Set down the data below without change, skipping the pictures it holds.

• Material for the task:
(begin)

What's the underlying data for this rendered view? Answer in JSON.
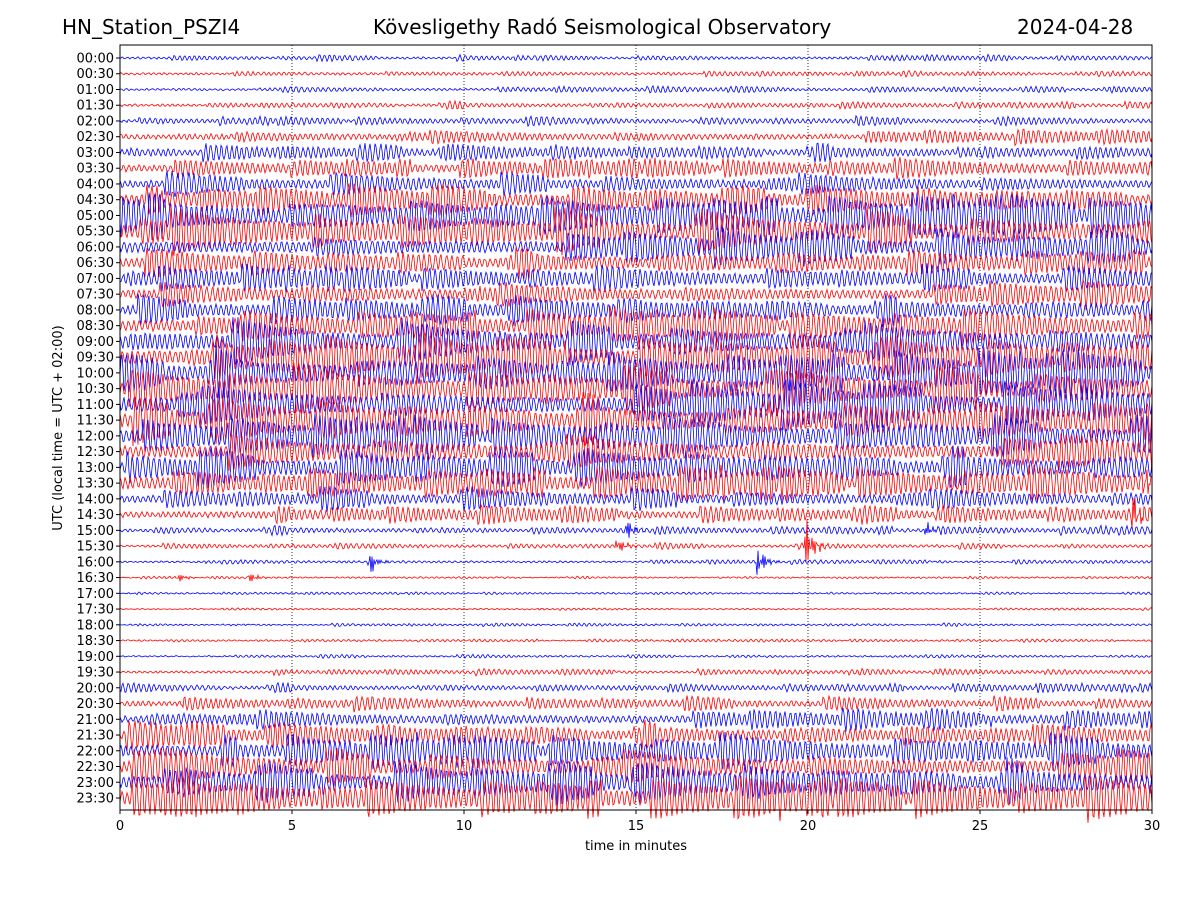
{
  "header": {
    "station": "HN_Station_PSZI4",
    "observatory": "Kövesligethy Radó Seismological Observatory",
    "date": "2024-04-28"
  },
  "chart_data": {
    "type": "line",
    "title": "Kövesligethy Radó Seismological Observatory",
    "xlabel": "time in minutes",
    "ylabel": "UTC (local time = UTC + 02:00)",
    "xlim": [
      0,
      30
    ],
    "xticks": [
      "0",
      "5",
      "10",
      "15",
      "20",
      "25",
      "30"
    ],
    "grid": "vertical dotted",
    "series_colors": [
      "#0000ff",
      "#ff0000"
    ],
    "rows": [
      {
        "label": "00:00",
        "activity": 0.2
      },
      {
        "label": "00:30",
        "activity": 0.2
      },
      {
        "label": "01:00",
        "activity": 0.2
      },
      {
        "label": "01:30",
        "activity": 0.25
      },
      {
        "label": "02:00",
        "activity": 0.3
      },
      {
        "label": "02:30",
        "activity": 0.5
      },
      {
        "label": "03:00",
        "activity": 0.6
      },
      {
        "label": "03:30",
        "activity": 0.7
      },
      {
        "label": "04:00",
        "activity": 0.8
      },
      {
        "label": "04:30",
        "activity": 1.0
      },
      {
        "label": "05:00",
        "activity": 1.5
      },
      {
        "label": "05:30",
        "activity": 1.5
      },
      {
        "label": "06:00",
        "activity": 1.2
      },
      {
        "label": "06:30",
        "activity": 1.0
      },
      {
        "label": "07:00",
        "activity": 0.9
      },
      {
        "label": "07:30",
        "activity": 0.9
      },
      {
        "label": "08:00",
        "activity": 1.0
      },
      {
        "label": "08:30",
        "activity": 1.2
      },
      {
        "label": "09:00",
        "activity": 1.5
      },
      {
        "label": "09:30",
        "activity": 1.5
      },
      {
        "label": "10:00",
        "activity": 1.6
      },
      {
        "label": "10:30",
        "activity": 1.6
      },
      {
        "label": "11:00",
        "activity": 1.6
      },
      {
        "label": "11:30",
        "activity": 1.6
      },
      {
        "label": "12:00",
        "activity": 1.4
      },
      {
        "label": "12:30",
        "activity": 1.3
      },
      {
        "label": "13:00",
        "activity": 1.3
      },
      {
        "label": "13:30",
        "activity": 1.2
      },
      {
        "label": "14:00",
        "activity": 0.8
      },
      {
        "label": "14:30",
        "activity": 0.6
      },
      {
        "label": "15:00",
        "activity": 0.3
      },
      {
        "label": "15:30",
        "activity": 0.2
      },
      {
        "label": "16:00",
        "activity": 0.15
      },
      {
        "label": "16:30",
        "activity": 0.08
      },
      {
        "label": "17:00",
        "activity": 0.08
      },
      {
        "label": "17:30",
        "activity": 0.08
      },
      {
        "label": "18:00",
        "activity": 0.1
      },
      {
        "label": "18:30",
        "activity": 0.1
      },
      {
        "label": "19:00",
        "activity": 0.12
      },
      {
        "label": "19:30",
        "activity": 0.2
      },
      {
        "label": "20:00",
        "activity": 0.3
      },
      {
        "label": "20:30",
        "activity": 0.5
      },
      {
        "label": "21:00",
        "activity": 0.7
      },
      {
        "label": "21:30",
        "activity": 0.9
      },
      {
        "label": "22:00",
        "activity": 1.2
      },
      {
        "label": "22:30",
        "activity": 1.3
      },
      {
        "label": "23:00",
        "activity": 1.4
      },
      {
        "label": "23:30",
        "activity": 1.5
      }
    ],
    "events": [
      {
        "row": "13:30",
        "minute": 29.8,
        "amplitude": 0.6
      },
      {
        "row": "14:30",
        "minute": 29.5,
        "amplitude": 0.7
      },
      {
        "row": "15:00",
        "minute": 14.8,
        "amplitude": 0.5
      },
      {
        "row": "15:00",
        "minute": 23.5,
        "amplitude": 0.3
      },
      {
        "row": "15:30",
        "minute": 14.5,
        "amplitude": 0.4
      },
      {
        "row": "15:30",
        "minute": 20.0,
        "amplitude": 1.1
      },
      {
        "row": "16:00",
        "minute": 7.3,
        "amplitude": 0.6
      },
      {
        "row": "16:00",
        "minute": 18.6,
        "amplitude": 0.7
      },
      {
        "row": "16:30",
        "minute": 3.8,
        "amplitude": 0.25
      },
      {
        "row": "16:30",
        "minute": 1.8,
        "amplitude": 0.2
      }
    ]
  }
}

(end)

• Answer to this problem:
What's the underlying data for this rendered view? Answer in JSON.
{
  "header": {
    "station": "HN_Station_PSZI4",
    "observatory": "Kövesligethy Radó Seismological Observatory",
    "date": "2024-04-28"
  },
  "chart_data": {
    "type": "line",
    "title": "Kövesligethy Radó Seismological Observatory",
    "xlabel": "time in minutes",
    "ylabel": "UTC (local time = UTC + 02:00)",
    "xlim": [
      0,
      30
    ],
    "xticks": [
      "0",
      "5",
      "10",
      "15",
      "20",
      "25",
      "30"
    ],
    "grid": "vertical dotted",
    "series_colors": [
      "#0000ff",
      "#ff0000"
    ],
    "rows": [
      {
        "label": "00:00",
        "activity": 0.2
      },
      {
        "label": "00:30",
        "activity": 0.2
      },
      {
        "label": "01:00",
        "activity": 0.2
      },
      {
        "label": "01:30",
        "activity": 0.25
      },
      {
        "label": "02:00",
        "activity": 0.3
      },
      {
        "label": "02:30",
        "activity": 0.5
      },
      {
        "label": "03:00",
        "activity": 0.6
      },
      {
        "label": "03:30",
        "activity": 0.7
      },
      {
        "label": "04:00",
        "activity": 0.8
      },
      {
        "label": "04:30",
        "activity": 1.0
      },
      {
        "label": "05:00",
        "activity": 1.5
      },
      {
        "label": "05:30",
        "activity": 1.5
      },
      {
        "label": "06:00",
        "activity": 1.2
      },
      {
        "label": "06:30",
        "activity": 1.0
      },
      {
        "label": "07:00",
        "activity": 0.9
      },
      {
        "label": "07:30",
        "activity": 0.9
      },
      {
        "label": "08:00",
        "activity": 1.0
      },
      {
        "label": "08:30",
        "activity": 1.2
      },
      {
        "label": "09:00",
        "activity": 1.5
      },
      {
        "label": "09:30",
        "activity": 1.5
      },
      {
        "label": "10:00",
        "activity": 1.6
      },
      {
        "label": "10:30",
        "activity": 1.6
      },
      {
        "label": "11:00",
        "activity": 1.6
      },
      {
        "label": "11:30",
        "activity": 1.6
      },
      {
        "label": "12:00",
        "activity": 1.4
      },
      {
        "label": "12:30",
        "activity": 1.3
      },
      {
        "label": "13:00",
        "activity": 1.3
      },
      {
        "label": "13:30",
        "activity": 1.2
      },
      {
        "label": "14:00",
        "activity": 0.8
      },
      {
        "label": "14:30",
        "activity": 0.6
      },
      {
        "label": "15:00",
        "activity": 0.3
      },
      {
        "label": "15:30",
        "activity": 0.2
      },
      {
        "label": "16:00",
        "activity": 0.15
      },
      {
        "label": "16:30",
        "activity": 0.08
      },
      {
        "label": "17:00",
        "activity": 0.08
      },
      {
        "label": "17:30",
        "activity": 0.08
      },
      {
        "label": "18:00",
        "activity": 0.1
      },
      {
        "label": "18:30",
        "activity": 0.1
      },
      {
        "label": "19:00",
        "activity": 0.12
      },
      {
        "label": "19:30",
        "activity": 0.2
      },
      {
        "label": "20:00",
        "activity": 0.3
      },
      {
        "label": "20:30",
        "activity": 0.5
      },
      {
        "label": "21:00",
        "activity": 0.7
      },
      {
        "label": "21:30",
        "activity": 0.9
      },
      {
        "label": "22:00",
        "activity": 1.2
      },
      {
        "label": "22:30",
        "activity": 1.3
      },
      {
        "label": "23:00",
        "activity": 1.4
      },
      {
        "label": "23:30",
        "activity": 1.5
      }
    ],
    "events": [
      {
        "row": "13:30",
        "minute": 29.8,
        "amplitude": 0.6
      },
      {
        "row": "14:30",
        "minute": 29.5,
        "amplitude": 0.7
      },
      {
        "row": "15:00",
        "minute": 14.8,
        "amplitude": 0.5
      },
      {
        "row": "15:00",
        "minute": 23.5,
        "amplitude": 0.3
      },
      {
        "row": "15:30",
        "minute": 14.5,
        "amplitude": 0.4
      },
      {
        "row": "15:30",
        "minute": 20.0,
        "amplitude": 1.1
      },
      {
        "row": "16:00",
        "minute": 7.3,
        "amplitude": 0.6
      },
      {
        "row": "16:00",
        "minute": 18.6,
        "amplitude": 0.7
      },
      {
        "row": "16:30",
        "minute": 3.8,
        "amplitude": 0.25
      },
      {
        "row": "16:30",
        "minute": 1.8,
        "amplitude": 0.2
      }
    ]
  }
}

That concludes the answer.